Output every line of the data below unchanged, leaving out the pictures.

※

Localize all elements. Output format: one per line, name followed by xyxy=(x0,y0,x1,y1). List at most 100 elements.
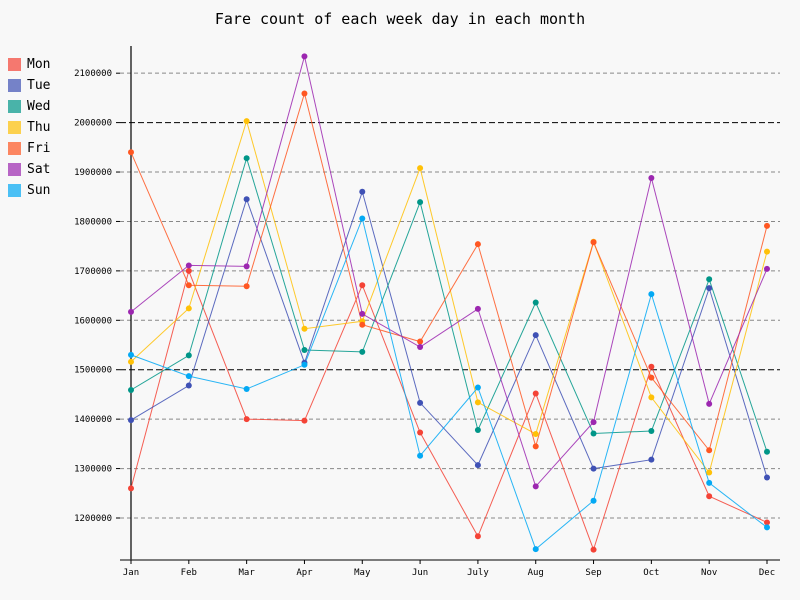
data-point-wed xyxy=(301,346,308,353)
legend-label: Mon xyxy=(27,57,51,72)
y-tick-label: 2000000 xyxy=(74,119,112,129)
y-tick-label: 1400000 xyxy=(74,415,112,425)
data-point-sun xyxy=(359,215,366,222)
data-point-mon xyxy=(128,485,134,492)
legend-label: Sun xyxy=(27,183,51,198)
legend-item-thu: Thu xyxy=(8,117,50,138)
data-point-sun xyxy=(301,361,308,368)
data-point-mon xyxy=(185,267,192,274)
legend-label: Tue xyxy=(27,78,51,93)
legend-label: Thu xyxy=(27,120,51,135)
data-point-sat xyxy=(764,265,770,272)
legend-swatch xyxy=(8,58,21,71)
legend-item-fri: Fri xyxy=(8,138,50,159)
series-line-tue xyxy=(130,190,768,478)
data-point-mon xyxy=(706,493,713,500)
series-line-sun xyxy=(130,216,768,550)
data-point-sat xyxy=(590,419,597,426)
data-point-wed xyxy=(359,348,366,355)
data-point-mon xyxy=(417,429,424,436)
data-point-sat xyxy=(417,343,424,350)
x-tick-label: Jan xyxy=(123,568,139,578)
series-line-wed xyxy=(130,156,768,452)
data-point-tue xyxy=(648,456,655,463)
data-point-fri xyxy=(301,90,308,97)
data-point-thu xyxy=(474,399,481,406)
legend-swatch xyxy=(8,121,21,134)
data-point-thu xyxy=(706,469,713,476)
data-point-fri xyxy=(417,338,424,345)
data-point-sat xyxy=(706,400,713,407)
data-point-mon xyxy=(590,546,597,553)
x-tick-label: Dec xyxy=(759,568,775,578)
legend-label: Sat xyxy=(27,162,51,177)
data-point-sat xyxy=(532,483,539,490)
y-tick-label: 1600000 xyxy=(74,316,112,326)
data-point-tue xyxy=(359,188,366,195)
data-point-fri xyxy=(532,443,539,450)
x-tick-label: Feb xyxy=(181,568,197,578)
legend-swatch xyxy=(8,163,21,176)
y-tick-label: 1300000 xyxy=(74,465,112,475)
data-point-wed xyxy=(185,352,192,359)
legend-item-tue: Tue xyxy=(8,75,50,96)
legend-item-sat: Sat xyxy=(8,159,50,180)
x-tick-label: Jun xyxy=(412,568,428,578)
data-point-wed xyxy=(243,155,250,162)
data-point-sat xyxy=(359,310,366,317)
data-point-wed xyxy=(532,299,539,306)
data-point-wed xyxy=(648,428,655,435)
data-point-tue xyxy=(417,399,424,406)
y-tick-label: 1900000 xyxy=(74,168,112,178)
data-point-wed xyxy=(590,430,597,437)
y-tick-label: 2100000 xyxy=(74,69,112,79)
data-point-fri xyxy=(474,241,481,248)
data-point-thu xyxy=(301,325,308,332)
data-point-tue xyxy=(706,285,713,292)
data-point-fri xyxy=(590,239,597,246)
legend-swatch xyxy=(8,142,21,155)
legend-item-sun: Sun xyxy=(8,180,50,201)
data-point-sun xyxy=(474,384,481,391)
data-point-mon xyxy=(648,363,655,370)
data-point-thu xyxy=(243,118,250,125)
data-point-sun xyxy=(185,373,192,380)
x-tick-label: Sep xyxy=(585,568,601,578)
data-point-sun xyxy=(648,291,655,298)
data-point-mon xyxy=(301,417,308,424)
data-point-tue xyxy=(243,196,250,203)
data-point-sun xyxy=(706,479,713,486)
data-point-mon xyxy=(359,282,366,289)
x-tick-label: Mar xyxy=(239,568,256,578)
data-point-fri xyxy=(128,149,134,156)
data-point-fri xyxy=(706,447,713,454)
data-point-wed xyxy=(417,199,424,206)
data-point-thu xyxy=(185,305,192,312)
data-point-fri xyxy=(764,222,770,229)
data-point-sat xyxy=(185,262,192,269)
data-point-fri xyxy=(359,321,366,328)
data-point-wed xyxy=(128,386,134,393)
y-tick-label: 1200000 xyxy=(74,514,112,524)
data-point-sat xyxy=(648,174,655,181)
y-tick-label: 1500000 xyxy=(74,366,112,376)
series-layer xyxy=(128,53,770,553)
data-point-sun xyxy=(128,351,134,358)
series-line-fri xyxy=(130,91,768,452)
data-point-thu xyxy=(417,165,424,172)
data-point-tue xyxy=(474,462,481,469)
data-point-sat xyxy=(301,53,308,60)
data-point-mon xyxy=(474,533,481,540)
data-point-tue xyxy=(128,417,134,424)
data-point-sat xyxy=(128,308,134,315)
data-point-sun xyxy=(590,497,597,504)
data-point-thu xyxy=(532,430,539,437)
y-tick-label: 1800000 xyxy=(74,217,112,227)
data-point-fri xyxy=(648,374,655,381)
data-point-wed xyxy=(706,276,713,283)
legend-label: Wed xyxy=(27,99,51,114)
legend-swatch xyxy=(8,79,21,92)
chart-title: Fare count of each week day in each mont… xyxy=(214,10,586,28)
data-point-thu xyxy=(128,358,134,365)
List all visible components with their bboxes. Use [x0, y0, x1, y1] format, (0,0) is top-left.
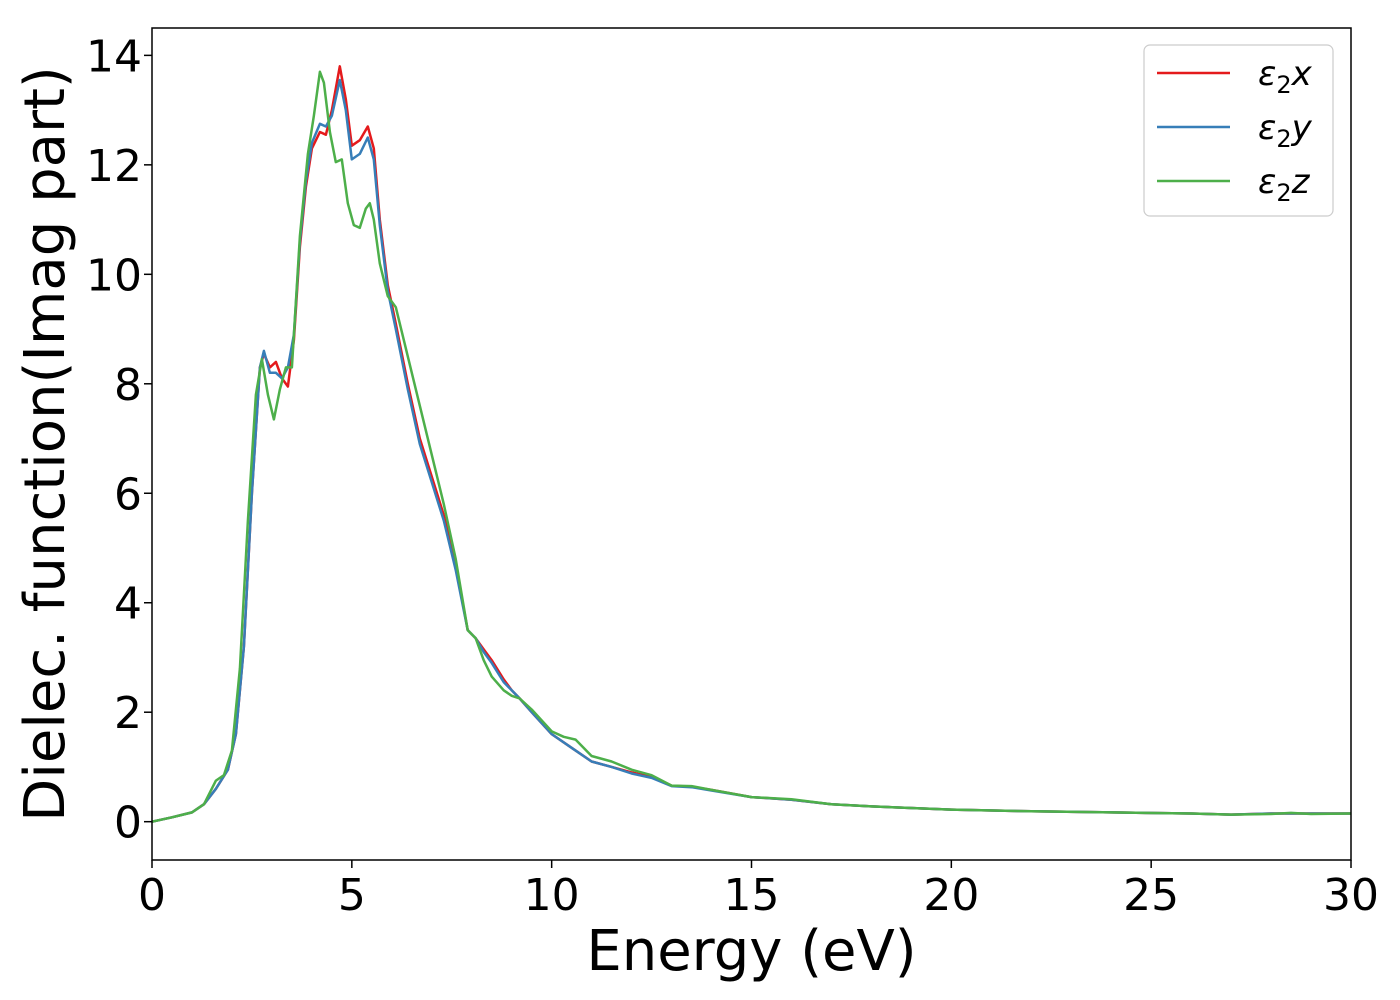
y-tick-label: 12	[86, 141, 142, 192]
y-tick-label: 2	[114, 688, 142, 739]
y-tick-label: 0	[114, 798, 142, 849]
legend-box	[1143, 44, 1334, 217]
y-tick-label: 10	[86, 250, 142, 301]
ticks-layer: 0 5 10 15 20 25 30 0 2 4 6 8 10 12 14	[86, 31, 1379, 921]
y-tick-label: 6	[114, 469, 142, 520]
x-tick-label: 25	[1123, 870, 1179, 921]
legend-label-y: ε2y	[1258, 108, 1313, 153]
x-tick-label: 5	[338, 870, 366, 921]
plot-frame	[151, 27, 1352, 861]
x-axis-title: Energy (eV)	[586, 919, 916, 984]
x-tick-label: 20	[923, 870, 979, 921]
x-tick-label: 15	[724, 870, 780, 921]
x-tick-label: 10	[524, 870, 580, 921]
y-tick-label: 4	[114, 579, 142, 630]
series-layer	[151, 65, 1352, 823]
y-tick-label: 8	[114, 360, 142, 411]
x-tick-label: 0	[138, 870, 166, 921]
legend-label-z: ε2z	[1258, 162, 1311, 207]
legend-label-x: ε2x	[1258, 54, 1313, 99]
legend: ε2x ε2y ε2z	[1143, 44, 1334, 217]
y-axis-title: Dielec. function(Imag part)	[13, 66, 78, 822]
x-tick-label: 30	[1323, 870, 1379, 921]
y-tick-label: 14	[86, 31, 142, 82]
series-line-z	[151, 70, 1352, 823]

※

| TASK OUTPUT |
Localize all elements. Output format: one per line, name followed by xyxy=(x0,y0,x1,y1). List at most 100 elements.
data-point-wed xyxy=(301,346,308,353)
legend-label: Mon xyxy=(27,57,51,72)
y-tick-label: 2000000 xyxy=(74,119,112,129)
y-tick-label: 1400000 xyxy=(74,415,112,425)
data-point-sun xyxy=(359,215,366,222)
data-point-mon xyxy=(128,485,134,492)
legend-label: Sun xyxy=(27,183,51,198)
legend-item-thu: Thu xyxy=(8,117,50,138)
data-point-sun xyxy=(301,361,308,368)
data-point-mon xyxy=(185,267,192,274)
legend-label: Tue xyxy=(27,78,51,93)
legend-label: Thu xyxy=(27,120,51,135)
data-point-sat xyxy=(764,265,770,272)
legend-swatch xyxy=(8,58,21,71)
legend-item-fri: Fri xyxy=(8,138,50,159)
series-line-tue xyxy=(130,190,768,478)
data-point-mon xyxy=(706,493,713,500)
series-line-sun xyxy=(130,216,768,550)
data-point-sat xyxy=(590,419,597,426)
data-point-wed xyxy=(359,348,366,355)
data-point-mon xyxy=(417,429,424,436)
data-point-sat xyxy=(417,343,424,350)
x-tick-label: Jan xyxy=(123,568,139,578)
series-line-wed xyxy=(130,156,768,452)
data-point-tue xyxy=(648,456,655,463)
data-point-fri xyxy=(301,90,308,97)
data-point-thu xyxy=(474,399,481,406)
legend-swatch xyxy=(8,121,21,134)
data-point-thu xyxy=(706,469,713,476)
data-point-fri xyxy=(417,338,424,345)
data-point-sat xyxy=(706,400,713,407)
data-point-mon xyxy=(590,546,597,553)
x-tick-label: Dec xyxy=(759,568,775,578)
legend-label: Sat xyxy=(27,162,51,177)
data-point-sat xyxy=(532,483,539,490)
y-tick-label: 1600000 xyxy=(74,316,112,326)
data-point-tue xyxy=(359,188,366,195)
data-point-fri xyxy=(532,443,539,450)
x-tick-label: Feb xyxy=(181,568,197,578)
legend-swatch xyxy=(8,163,21,176)
y-tick-label: 1300000 xyxy=(74,465,112,475)
data-point-wed xyxy=(185,352,192,359)
legend-item-tue: Tue xyxy=(8,75,50,96)
legend-item-sat: Sat xyxy=(8,159,50,180)
x-tick-label: Jun xyxy=(412,568,428,578)
data-point-wed xyxy=(243,155,250,162)
data-point-sat xyxy=(359,310,366,317)
data-point-wed xyxy=(532,299,539,306)
data-point-wed xyxy=(648,428,655,435)
data-point-tue xyxy=(417,399,424,406)
y-tick-label: 1900000 xyxy=(74,168,112,178)
data-point-wed xyxy=(590,430,597,437)
y-tick-label: 2100000 xyxy=(74,69,112,79)
data-point-fri xyxy=(474,241,481,248)
data-point-thu xyxy=(301,325,308,332)
data-point-tue xyxy=(706,285,713,292)
data-point-fri xyxy=(590,239,597,246)
legend-swatch xyxy=(8,142,21,155)
legend-item-sun: Sun xyxy=(8,180,50,201)
data-point-sun xyxy=(474,384,481,391)
data-point-mon xyxy=(648,363,655,370)
data-point-thu xyxy=(243,118,250,125)
data-point-sun xyxy=(185,373,192,380)
x-tick-label: Sep xyxy=(585,568,601,578)
data-point-sun xyxy=(648,291,655,298)
data-point-mon xyxy=(301,417,308,424)
data-point-tue xyxy=(243,196,250,203)
data-point-sun xyxy=(706,479,713,486)
data-point-mon xyxy=(359,282,366,289)
x-tick-label: Mar xyxy=(239,568,256,578)
data-point-fri xyxy=(128,149,134,156)
data-point-fri xyxy=(706,447,713,454)
data-point-wed xyxy=(417,199,424,206)
data-point-thu xyxy=(185,305,192,312)
data-point-fri xyxy=(764,222,770,229)
data-point-sat xyxy=(185,262,192,269)
data-point-fri xyxy=(359,321,366,328)
data-point-wed xyxy=(128,386,134,393)
y-tick-label: 1200000 xyxy=(74,514,112,524)
data-point-sat xyxy=(648,174,655,181)
y-tick-label: 1500000 xyxy=(74,366,112,376)
series-layer xyxy=(128,53,770,553)
data-point-sun xyxy=(128,351,134,358)
series-line-fri xyxy=(130,91,768,452)
data-point-thu xyxy=(417,165,424,172)
data-point-tue xyxy=(474,462,481,469)
data-point-sat xyxy=(301,53,308,60)
data-point-mon xyxy=(474,533,481,540)
data-point-tue xyxy=(128,417,134,424)
data-point-sat xyxy=(128,308,134,315)
data-point-sun xyxy=(590,497,597,504)
data-point-thu xyxy=(532,430,539,437)
y-tick-label: 1800000 xyxy=(74,217,112,227)
data-point-fri xyxy=(648,374,655,381)
data-point-wed xyxy=(706,276,713,283)
legend-label: Wed xyxy=(27,99,51,114)
legend-swatch xyxy=(8,79,21,92)
chart-title: Fare count of each week day in each mont… xyxy=(214,10,586,28)
data-point-thu xyxy=(128,358,134,365)
List all visible components with their bboxes. Use [x0, y0, x1, y1] format, (0,0) is top-left.
y-tick-label: 12	[86, 141, 142, 192]
y-tick-label: 2	[114, 688, 142, 739]
y-tick-label: 0	[114, 798, 142, 849]
legend-box	[1143, 44, 1334, 217]
y-tick-label: 10	[86, 250, 142, 301]
ticks-layer: 0 5 10 15 20 25 30 0 2 4 6 8 10 12 14	[86, 31, 1379, 921]
y-tick-label: 6	[114, 469, 142, 520]
x-tick-label: 25	[1123, 870, 1179, 921]
legend-label-y: ε2y	[1258, 108, 1313, 153]
x-tick-label: 5	[338, 870, 366, 921]
plot-frame	[151, 27, 1352, 861]
x-axis-title: Energy (eV)	[586, 919, 916, 984]
x-tick-label: 20	[923, 870, 979, 921]
x-tick-label: 15	[724, 870, 780, 921]
x-tick-label: 10	[524, 870, 580, 921]
y-tick-label: 4	[114, 579, 142, 630]
series-layer	[151, 65, 1352, 823]
y-tick-label: 8	[114, 360, 142, 411]
x-tick-label: 0	[138, 870, 166, 921]
legend-label-z: ε2z	[1258, 162, 1311, 207]
legend-label-x: ε2x	[1258, 54, 1313, 99]
legend: ε2x ε2y ε2z	[1143, 44, 1334, 217]
y-axis-title: Dielec. function(Imag part)	[13, 66, 78, 822]
x-tick-label: 30	[1323, 870, 1379, 921]
y-tick-label: 14	[86, 31, 142, 82]
series-line-z	[151, 70, 1352, 823]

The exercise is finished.